**What is asked**
Out of the lines below, please list those that hold the string "立刻产生白色沉淀".

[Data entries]
** Begin **
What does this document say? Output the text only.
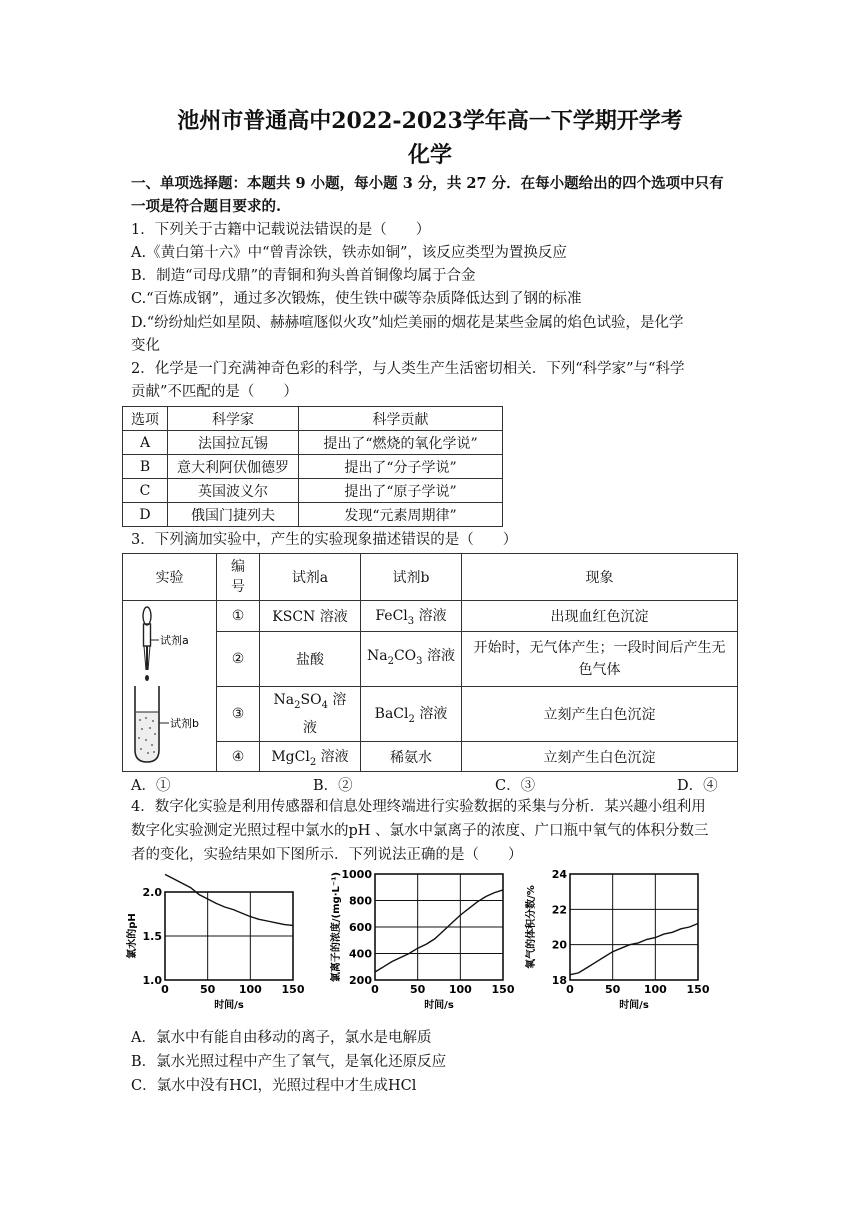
池州市普通高中2022-2023学年高一下学期开学考
化学
一、单项选择题：本题共 9 小题，每小题 3 分，共 27 分．在每小题给出的四个选项中只有
一项是符合题目要求的.
1．下列关于古籍中记载说法错误的是（　　）
A.《黄白第十六》中“曾青涂铁，铁赤如铜”，该反应类型为置换反应
B．制造“司母戊鼎”的青铜和狗头兽首铜像均属于合金
C.“百炼成钢”，通过多次锻炼，使生铁中碳等杂质降低达到了钢的标准
D.“纷纷灿烂如星陨、赫赫喧豗似火攻”灿烂美丽的烟花是某些金属的焰色试验，是化学
变化
2．化学是一门充满神奇色彩的科学，与人类生产生活密切相关．下列“科学家”与“科学
贡献”不匹配的是（　　）
选项	科学家	科学贡献
A	法国拉瓦锡	提出了“燃烧的氧化学说”
B	意大利阿伏伽德罗	提出了“分子学说”
C	英国波义尔	提出了“原子学说”
D	俄国门捷列夫	发现“元素周期律”
3．下列滴加实验中，产生的实验现象描述错误的是（　　）
实验	编号	试剂a	试剂b	现象

试剂a
试剂b	①	KSCN 溶液	FeCl$_3$ 溶液	出现血红色沉淀
	②	盐酸	$Na_2CO_3$ 溶液	开始时，无气体产生；一段时间后产生无色气体
	③	$Na_2SO_4$ 溶液	BaCl$_2$ 溶液	立刻产生白色沉淀
	④	MgCl$_2$ 溶液	稀氨水	立刻产生白色沉淀
A．①	B．②	C．③	D．④
4．数字化实验是利用传感器和信息处理终端进行实验数据的采集与分析．某兴趣小组利用
数字化实验测定光照过程中氯水的pH 、氯水中氯离子的浓度、广口瓶中氧气的体积分数三
者的变化，实验结果如下图所示．下列说法正确的是（　　）
0	50 100 150
1.0
1.5
2.0
时间/s
氯水的pH
0	50 100 150
200
400
600
800
1000
时间/s
氯离子的浓度/(mg·L⁻¹)
0	50 100 150
18
20
22
24
时间/s
氧气的体积分数/%
A．氯水中有能自由移动的离子，氯水是电解质
B．氯水光照过程中产生了氧气，是氧化还原反应
C．氯水中没有HCl，光照过程中才生成HCl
** End **
**Task result**
	③	$Na_2SO_4$ 溶液	BaCl$_2$ 溶液	立刻产生白色沉淀
	④	MgCl$_2$ 溶液	稀氨水	立刻产生白色沉淀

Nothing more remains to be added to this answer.